Your task
Every record here should be printed again exactly.

Dataset excerpts
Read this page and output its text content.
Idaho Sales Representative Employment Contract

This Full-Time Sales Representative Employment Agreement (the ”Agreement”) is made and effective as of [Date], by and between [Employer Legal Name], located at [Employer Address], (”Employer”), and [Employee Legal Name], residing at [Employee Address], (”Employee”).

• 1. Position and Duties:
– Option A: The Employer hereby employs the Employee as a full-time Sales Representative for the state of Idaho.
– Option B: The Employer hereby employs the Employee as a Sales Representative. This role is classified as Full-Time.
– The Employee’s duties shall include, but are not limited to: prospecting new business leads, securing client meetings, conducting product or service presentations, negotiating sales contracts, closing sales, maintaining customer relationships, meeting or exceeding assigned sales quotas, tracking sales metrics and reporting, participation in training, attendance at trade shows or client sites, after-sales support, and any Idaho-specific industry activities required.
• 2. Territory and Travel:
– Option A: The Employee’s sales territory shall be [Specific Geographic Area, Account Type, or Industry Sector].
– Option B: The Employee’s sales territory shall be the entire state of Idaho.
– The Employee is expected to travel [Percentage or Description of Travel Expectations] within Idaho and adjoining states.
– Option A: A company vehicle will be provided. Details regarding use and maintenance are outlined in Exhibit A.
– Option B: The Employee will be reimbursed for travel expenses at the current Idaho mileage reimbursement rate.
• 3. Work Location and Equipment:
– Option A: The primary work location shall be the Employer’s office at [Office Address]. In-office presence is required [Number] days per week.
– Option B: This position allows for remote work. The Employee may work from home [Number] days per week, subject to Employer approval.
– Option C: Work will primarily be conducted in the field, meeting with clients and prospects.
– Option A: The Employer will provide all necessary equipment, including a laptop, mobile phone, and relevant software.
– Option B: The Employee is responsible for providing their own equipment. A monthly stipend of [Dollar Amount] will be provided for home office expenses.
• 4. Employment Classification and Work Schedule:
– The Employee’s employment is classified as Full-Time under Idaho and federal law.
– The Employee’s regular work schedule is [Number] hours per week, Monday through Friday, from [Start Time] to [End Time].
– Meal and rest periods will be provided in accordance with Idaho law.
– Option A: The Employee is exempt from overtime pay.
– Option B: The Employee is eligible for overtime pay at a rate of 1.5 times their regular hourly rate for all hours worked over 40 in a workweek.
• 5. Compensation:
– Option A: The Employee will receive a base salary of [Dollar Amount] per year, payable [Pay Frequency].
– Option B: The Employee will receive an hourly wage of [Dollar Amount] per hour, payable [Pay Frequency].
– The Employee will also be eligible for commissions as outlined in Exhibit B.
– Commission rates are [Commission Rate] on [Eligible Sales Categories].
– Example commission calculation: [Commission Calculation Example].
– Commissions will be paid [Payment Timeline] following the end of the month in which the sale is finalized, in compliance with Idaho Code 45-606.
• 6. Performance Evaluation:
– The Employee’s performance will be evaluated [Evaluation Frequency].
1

Completed task
Read this page and output its text content.
Idaho Sales Representative Employment Contract

This Full-Time Sales Representative Employment Agreement (the ”Agreement”) is made and effective as of [Date], by and between [Employer Legal Name], located at [Employer Address], (”Employer”), and [Employee Legal Name], residing at [Employee Address], (”Employee”).

• 1. Position and Duties:
– Option A: The Employer hereby employs the Employee as a full-time Sales Representative for the state of Idaho.
– Option B: The Employer hereby employs the Employee as a Sales Representative. This role is classified as Full-Time.
– The Employee’s duties shall include, but are not limited to: prospecting new business leads, securing client meetings, conducting product or service presentations, negotiating sales contracts, closing sales, maintaining customer relationships, meeting or exceeding assigned sales quotas, tracking sales metrics and reporting, participation in training, attendance at trade shows or client sites, after-sales support, and any Idaho-specific industry activities required.
• 2. Territory and Travel:
– Option A: The Employee’s sales territory shall be [Specific Geographic Area, Account Type, or Industry Sector].
– Option B: The Employee’s sales territory shall be the entire state of Idaho.
– The Employee is expected to travel [Percentage or Description of Travel Expectations] within Idaho and adjoining states.
– Option A: A company vehicle will be provided. Details regarding use and maintenance are outlined in Exhibit A.
– Option B: The Employee will be reimbursed for travel expenses at the current Idaho mileage reimbursement rate.
• 3. Work Location and Equipment:
– Option A: The primary work location shall be the Employer’s office at [Office Address]. In-office presence is required [Number] days per week.
– Option B: This position allows for remote work. The Employee may work from home [Number] days per week, subject to Employer approval.
– Option C: Work will primarily be conducted in the field, meeting with clients and prospects.
– Option A: The Employer will provide all necessary equipment, including a laptop, mobile phone, and relevant software.
– Option B: The Employee is responsible for providing their own equipment. A monthly stipend of [Dollar Amount] will be provided for home office expenses.
• 4. Employment Classification and Work Schedule:
– The Employee’s employment is classified as Full-Time under Idaho and federal law.
– The Employee’s regular work schedule is [Number] hours per week, Monday through Friday, from [Start Time] to [End Time].
– Meal and rest periods will be provided in accordance with Idaho law.
– Option A: The Employee is exempt from overtime pay.
– Option B: The Employee is eligible for overtime pay at a rate of 1.5 times their regular hourly rate for all hours worked over 40 in a workweek.
• 5. Compensation:
– Option A: The Employee will receive a base salary of [Dollar Amount] per year, payable [Pay Frequency].
– Option B: The Employee will receive an hourly wage of [Dollar Amount] per hour, payable [Pay Frequency].
– The Employee will also be eligible for commissions as outlined in Exhibit B.
– Commission rates are [Commission Rate] on [Eligible Sales Categories].
– Example commission calculation: [Commission Calculation Example].
– Commissions will be paid [Payment Timeline] following the end of the month in which the sale is finalized, in compliance with Idaho Code 45-606.
• 6. Performance Evaluation:
– The Employee’s performance will be evaluated [Evaluation Frequency].
1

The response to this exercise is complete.